Dataset items:
******

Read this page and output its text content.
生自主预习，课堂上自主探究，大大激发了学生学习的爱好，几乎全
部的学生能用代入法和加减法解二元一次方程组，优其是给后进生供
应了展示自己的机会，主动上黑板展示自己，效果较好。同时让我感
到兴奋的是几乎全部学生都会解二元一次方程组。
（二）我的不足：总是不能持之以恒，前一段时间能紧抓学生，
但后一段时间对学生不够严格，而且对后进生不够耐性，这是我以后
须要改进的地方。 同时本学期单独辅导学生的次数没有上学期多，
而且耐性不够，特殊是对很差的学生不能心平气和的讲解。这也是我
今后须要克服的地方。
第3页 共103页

******

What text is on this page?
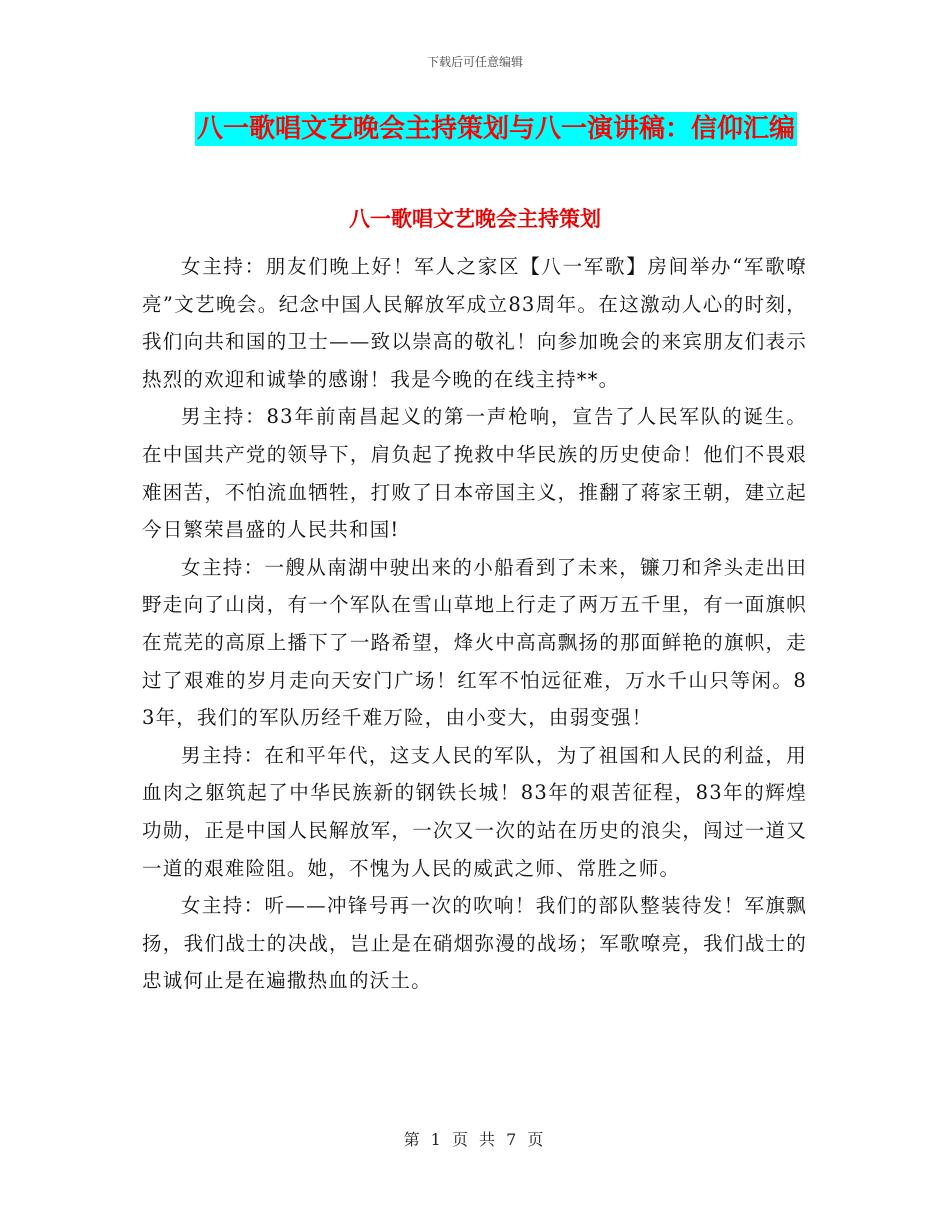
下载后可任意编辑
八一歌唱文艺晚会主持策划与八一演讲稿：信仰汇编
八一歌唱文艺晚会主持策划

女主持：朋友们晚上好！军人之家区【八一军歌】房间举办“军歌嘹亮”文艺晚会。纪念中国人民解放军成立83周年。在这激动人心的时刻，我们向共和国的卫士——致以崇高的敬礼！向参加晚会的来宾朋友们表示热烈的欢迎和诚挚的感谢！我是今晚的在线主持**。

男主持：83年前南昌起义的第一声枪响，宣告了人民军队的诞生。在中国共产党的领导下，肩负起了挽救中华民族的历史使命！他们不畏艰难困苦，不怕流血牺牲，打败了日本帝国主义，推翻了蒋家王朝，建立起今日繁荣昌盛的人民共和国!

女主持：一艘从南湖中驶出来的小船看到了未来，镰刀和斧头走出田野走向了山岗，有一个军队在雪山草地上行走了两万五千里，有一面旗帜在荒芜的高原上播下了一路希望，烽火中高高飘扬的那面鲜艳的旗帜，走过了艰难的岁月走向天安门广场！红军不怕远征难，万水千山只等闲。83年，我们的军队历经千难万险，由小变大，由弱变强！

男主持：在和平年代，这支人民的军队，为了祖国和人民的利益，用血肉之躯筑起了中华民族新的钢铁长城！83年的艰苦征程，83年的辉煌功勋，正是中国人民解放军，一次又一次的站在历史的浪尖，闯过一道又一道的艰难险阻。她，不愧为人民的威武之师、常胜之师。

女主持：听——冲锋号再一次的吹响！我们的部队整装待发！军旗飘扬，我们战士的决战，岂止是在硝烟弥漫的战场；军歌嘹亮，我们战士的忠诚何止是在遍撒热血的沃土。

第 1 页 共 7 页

******

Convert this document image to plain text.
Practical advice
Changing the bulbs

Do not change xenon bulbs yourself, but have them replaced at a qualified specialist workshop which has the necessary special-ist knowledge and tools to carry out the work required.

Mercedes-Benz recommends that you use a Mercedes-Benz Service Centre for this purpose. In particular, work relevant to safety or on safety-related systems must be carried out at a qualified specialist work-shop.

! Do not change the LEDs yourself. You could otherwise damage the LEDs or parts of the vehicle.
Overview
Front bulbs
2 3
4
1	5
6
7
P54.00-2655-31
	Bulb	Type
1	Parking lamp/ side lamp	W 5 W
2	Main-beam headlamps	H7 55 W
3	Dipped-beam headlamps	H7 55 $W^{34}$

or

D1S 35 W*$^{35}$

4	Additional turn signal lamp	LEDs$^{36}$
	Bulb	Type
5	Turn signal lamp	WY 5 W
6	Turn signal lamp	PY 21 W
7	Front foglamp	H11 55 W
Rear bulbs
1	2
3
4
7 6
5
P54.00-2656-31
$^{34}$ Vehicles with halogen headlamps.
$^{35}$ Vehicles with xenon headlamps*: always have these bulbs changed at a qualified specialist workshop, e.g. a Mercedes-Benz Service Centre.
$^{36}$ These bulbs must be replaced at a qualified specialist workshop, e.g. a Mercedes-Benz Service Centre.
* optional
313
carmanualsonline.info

******

Written instruction: Find the lines containing "LEDs" and list every one of them.

Response for this exercise:
! Do not change the LEDs yourself. You could otherwise damage the LEDs or parts of the vehicle.
4	Additional turn signal lamp	LEDs$^{36}$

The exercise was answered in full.